Extracts from a graphics dataset
↓↓↓

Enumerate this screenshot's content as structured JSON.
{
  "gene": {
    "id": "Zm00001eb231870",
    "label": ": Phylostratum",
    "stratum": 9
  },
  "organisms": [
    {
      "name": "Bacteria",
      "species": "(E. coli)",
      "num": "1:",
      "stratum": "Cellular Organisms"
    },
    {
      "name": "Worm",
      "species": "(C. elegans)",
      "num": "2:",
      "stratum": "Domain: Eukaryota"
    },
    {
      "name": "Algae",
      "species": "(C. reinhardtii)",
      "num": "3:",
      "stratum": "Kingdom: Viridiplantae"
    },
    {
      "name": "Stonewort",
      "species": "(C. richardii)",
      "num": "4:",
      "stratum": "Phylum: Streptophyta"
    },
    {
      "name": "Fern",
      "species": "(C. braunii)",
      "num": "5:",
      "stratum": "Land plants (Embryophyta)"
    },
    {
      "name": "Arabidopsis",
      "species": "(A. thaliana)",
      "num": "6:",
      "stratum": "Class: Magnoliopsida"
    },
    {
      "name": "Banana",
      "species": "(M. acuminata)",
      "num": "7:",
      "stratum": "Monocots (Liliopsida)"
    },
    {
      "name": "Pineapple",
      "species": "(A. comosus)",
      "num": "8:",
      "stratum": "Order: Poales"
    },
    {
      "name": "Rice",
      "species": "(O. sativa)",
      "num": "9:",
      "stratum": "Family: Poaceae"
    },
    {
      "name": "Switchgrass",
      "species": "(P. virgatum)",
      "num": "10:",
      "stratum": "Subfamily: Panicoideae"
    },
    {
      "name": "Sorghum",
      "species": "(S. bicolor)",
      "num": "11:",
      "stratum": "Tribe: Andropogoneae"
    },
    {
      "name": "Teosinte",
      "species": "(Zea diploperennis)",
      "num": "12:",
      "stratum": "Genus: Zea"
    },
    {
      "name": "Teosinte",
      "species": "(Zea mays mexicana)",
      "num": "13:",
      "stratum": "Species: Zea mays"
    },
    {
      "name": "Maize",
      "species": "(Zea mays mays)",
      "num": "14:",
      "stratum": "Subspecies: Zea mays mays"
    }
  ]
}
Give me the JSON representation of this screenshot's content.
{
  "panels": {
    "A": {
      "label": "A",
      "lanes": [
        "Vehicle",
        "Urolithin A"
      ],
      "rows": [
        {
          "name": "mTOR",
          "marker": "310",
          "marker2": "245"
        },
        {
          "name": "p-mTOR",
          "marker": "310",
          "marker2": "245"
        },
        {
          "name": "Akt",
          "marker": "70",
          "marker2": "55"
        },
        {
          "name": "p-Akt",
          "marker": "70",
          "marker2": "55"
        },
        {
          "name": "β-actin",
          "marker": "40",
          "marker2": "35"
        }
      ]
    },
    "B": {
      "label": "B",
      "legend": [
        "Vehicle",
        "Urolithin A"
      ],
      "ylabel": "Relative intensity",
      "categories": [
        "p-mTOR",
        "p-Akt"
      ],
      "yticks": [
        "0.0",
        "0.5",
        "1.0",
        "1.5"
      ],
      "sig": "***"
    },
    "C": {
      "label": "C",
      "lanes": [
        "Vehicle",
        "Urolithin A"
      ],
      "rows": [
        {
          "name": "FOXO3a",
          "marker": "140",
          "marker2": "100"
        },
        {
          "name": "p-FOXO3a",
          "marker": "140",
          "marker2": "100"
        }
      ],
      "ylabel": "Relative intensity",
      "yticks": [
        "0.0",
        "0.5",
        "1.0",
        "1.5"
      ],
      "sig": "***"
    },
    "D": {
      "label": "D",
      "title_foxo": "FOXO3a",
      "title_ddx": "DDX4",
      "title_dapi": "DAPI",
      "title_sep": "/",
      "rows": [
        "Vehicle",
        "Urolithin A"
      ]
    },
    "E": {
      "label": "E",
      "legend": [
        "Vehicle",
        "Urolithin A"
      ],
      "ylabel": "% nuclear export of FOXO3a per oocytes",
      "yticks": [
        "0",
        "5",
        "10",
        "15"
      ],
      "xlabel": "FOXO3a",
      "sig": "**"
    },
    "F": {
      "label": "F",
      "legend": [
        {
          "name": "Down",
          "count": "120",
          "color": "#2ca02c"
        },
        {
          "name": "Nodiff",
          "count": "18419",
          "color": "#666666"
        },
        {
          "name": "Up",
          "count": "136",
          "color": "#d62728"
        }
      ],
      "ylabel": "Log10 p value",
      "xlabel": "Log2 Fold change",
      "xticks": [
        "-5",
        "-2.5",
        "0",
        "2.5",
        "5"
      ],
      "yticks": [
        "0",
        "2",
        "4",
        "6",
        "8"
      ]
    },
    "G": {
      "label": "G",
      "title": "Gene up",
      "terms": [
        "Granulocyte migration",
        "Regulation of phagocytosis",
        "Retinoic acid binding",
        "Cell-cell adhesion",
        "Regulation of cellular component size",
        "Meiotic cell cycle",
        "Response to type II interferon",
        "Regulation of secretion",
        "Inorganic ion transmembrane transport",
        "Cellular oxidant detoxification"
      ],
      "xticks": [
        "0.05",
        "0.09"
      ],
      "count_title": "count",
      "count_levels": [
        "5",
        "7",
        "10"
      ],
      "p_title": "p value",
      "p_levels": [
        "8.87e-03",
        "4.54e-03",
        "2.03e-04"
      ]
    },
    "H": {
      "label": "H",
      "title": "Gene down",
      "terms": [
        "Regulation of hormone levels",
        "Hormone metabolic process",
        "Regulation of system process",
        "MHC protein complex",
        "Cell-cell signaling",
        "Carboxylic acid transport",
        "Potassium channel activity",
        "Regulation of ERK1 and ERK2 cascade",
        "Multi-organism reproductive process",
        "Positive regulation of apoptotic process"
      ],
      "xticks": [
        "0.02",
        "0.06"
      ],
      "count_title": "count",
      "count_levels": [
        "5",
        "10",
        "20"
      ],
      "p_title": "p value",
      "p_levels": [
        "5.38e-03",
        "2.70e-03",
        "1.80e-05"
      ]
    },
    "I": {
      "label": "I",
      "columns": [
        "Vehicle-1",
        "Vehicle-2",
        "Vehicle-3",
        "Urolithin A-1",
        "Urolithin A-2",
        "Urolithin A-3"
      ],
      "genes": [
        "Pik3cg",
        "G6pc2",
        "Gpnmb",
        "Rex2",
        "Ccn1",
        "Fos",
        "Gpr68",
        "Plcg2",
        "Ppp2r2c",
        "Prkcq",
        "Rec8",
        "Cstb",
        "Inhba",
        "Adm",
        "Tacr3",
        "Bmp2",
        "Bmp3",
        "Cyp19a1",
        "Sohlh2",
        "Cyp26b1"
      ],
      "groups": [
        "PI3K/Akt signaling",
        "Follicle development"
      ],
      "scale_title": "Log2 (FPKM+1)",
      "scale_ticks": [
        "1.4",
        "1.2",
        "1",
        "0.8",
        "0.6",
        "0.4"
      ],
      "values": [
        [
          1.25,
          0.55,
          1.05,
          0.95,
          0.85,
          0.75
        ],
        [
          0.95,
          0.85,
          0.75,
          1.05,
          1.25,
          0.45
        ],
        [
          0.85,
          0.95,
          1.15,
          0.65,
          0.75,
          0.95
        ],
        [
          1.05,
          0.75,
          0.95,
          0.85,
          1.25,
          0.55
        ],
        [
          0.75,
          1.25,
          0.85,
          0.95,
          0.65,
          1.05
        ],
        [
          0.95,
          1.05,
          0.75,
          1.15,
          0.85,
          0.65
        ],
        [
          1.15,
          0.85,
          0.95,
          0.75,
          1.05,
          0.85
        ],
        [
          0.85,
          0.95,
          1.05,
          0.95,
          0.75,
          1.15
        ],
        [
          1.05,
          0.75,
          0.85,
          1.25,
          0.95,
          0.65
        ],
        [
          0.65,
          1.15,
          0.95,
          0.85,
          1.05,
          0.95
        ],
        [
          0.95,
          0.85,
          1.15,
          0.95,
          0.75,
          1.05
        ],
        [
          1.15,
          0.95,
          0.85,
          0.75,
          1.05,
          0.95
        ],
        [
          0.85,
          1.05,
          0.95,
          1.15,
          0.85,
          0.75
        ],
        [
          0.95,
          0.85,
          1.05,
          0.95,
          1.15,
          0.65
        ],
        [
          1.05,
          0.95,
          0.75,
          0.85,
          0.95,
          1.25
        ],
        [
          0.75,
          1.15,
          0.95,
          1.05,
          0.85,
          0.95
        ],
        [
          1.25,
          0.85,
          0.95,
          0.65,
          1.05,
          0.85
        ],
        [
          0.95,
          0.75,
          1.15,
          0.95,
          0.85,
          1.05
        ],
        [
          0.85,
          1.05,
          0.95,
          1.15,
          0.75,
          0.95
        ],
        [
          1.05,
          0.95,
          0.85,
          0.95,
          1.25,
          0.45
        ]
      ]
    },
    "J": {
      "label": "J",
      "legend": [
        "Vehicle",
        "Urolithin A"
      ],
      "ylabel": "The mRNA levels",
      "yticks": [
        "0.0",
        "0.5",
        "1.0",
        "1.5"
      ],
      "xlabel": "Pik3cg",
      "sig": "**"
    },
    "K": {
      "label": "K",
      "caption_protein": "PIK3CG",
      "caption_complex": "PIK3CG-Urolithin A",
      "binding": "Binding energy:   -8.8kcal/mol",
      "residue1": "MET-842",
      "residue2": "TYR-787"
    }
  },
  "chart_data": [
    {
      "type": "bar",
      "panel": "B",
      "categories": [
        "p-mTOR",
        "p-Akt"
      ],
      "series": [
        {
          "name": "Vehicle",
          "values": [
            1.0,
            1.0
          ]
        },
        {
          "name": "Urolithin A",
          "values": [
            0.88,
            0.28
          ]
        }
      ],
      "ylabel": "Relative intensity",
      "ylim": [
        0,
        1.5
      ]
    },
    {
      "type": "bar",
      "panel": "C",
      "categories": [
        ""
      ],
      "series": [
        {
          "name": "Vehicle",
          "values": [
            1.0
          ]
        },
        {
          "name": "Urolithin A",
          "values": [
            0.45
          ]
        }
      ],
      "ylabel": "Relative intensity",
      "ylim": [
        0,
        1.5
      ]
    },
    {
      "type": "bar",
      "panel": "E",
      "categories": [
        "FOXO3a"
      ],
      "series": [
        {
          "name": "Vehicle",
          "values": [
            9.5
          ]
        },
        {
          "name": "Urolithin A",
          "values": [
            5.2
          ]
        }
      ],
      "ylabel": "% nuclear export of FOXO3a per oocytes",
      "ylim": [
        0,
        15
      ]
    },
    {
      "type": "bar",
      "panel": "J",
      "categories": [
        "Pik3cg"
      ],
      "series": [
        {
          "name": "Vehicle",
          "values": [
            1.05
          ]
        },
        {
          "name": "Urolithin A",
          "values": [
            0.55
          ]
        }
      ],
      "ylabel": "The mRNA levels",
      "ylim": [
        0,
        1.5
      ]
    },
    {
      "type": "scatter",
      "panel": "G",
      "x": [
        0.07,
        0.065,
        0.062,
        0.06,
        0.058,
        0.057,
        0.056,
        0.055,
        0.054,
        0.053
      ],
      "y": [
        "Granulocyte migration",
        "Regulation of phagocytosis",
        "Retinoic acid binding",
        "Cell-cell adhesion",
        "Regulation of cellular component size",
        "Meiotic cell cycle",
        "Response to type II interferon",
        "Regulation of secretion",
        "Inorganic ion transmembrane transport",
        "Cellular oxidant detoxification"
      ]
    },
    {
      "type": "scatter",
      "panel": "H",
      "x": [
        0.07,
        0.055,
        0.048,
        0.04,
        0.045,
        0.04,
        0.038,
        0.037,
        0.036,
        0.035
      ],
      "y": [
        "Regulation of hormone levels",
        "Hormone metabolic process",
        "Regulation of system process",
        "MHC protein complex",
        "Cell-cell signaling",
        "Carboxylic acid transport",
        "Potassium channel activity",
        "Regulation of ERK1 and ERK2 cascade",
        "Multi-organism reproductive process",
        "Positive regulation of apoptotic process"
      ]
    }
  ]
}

↑↑↑

*REQUIRED ACTION:*
Return, from the data, each line that has the word "mays" in it.

*WRITTEN SOLUTION:*
      "species": "(Zea mays mexicana)",
      "stratum": "Species: Zea mays"
      "species": "(Zea mays mays)",
      "stratum": "Subspecies: Zea mays mays"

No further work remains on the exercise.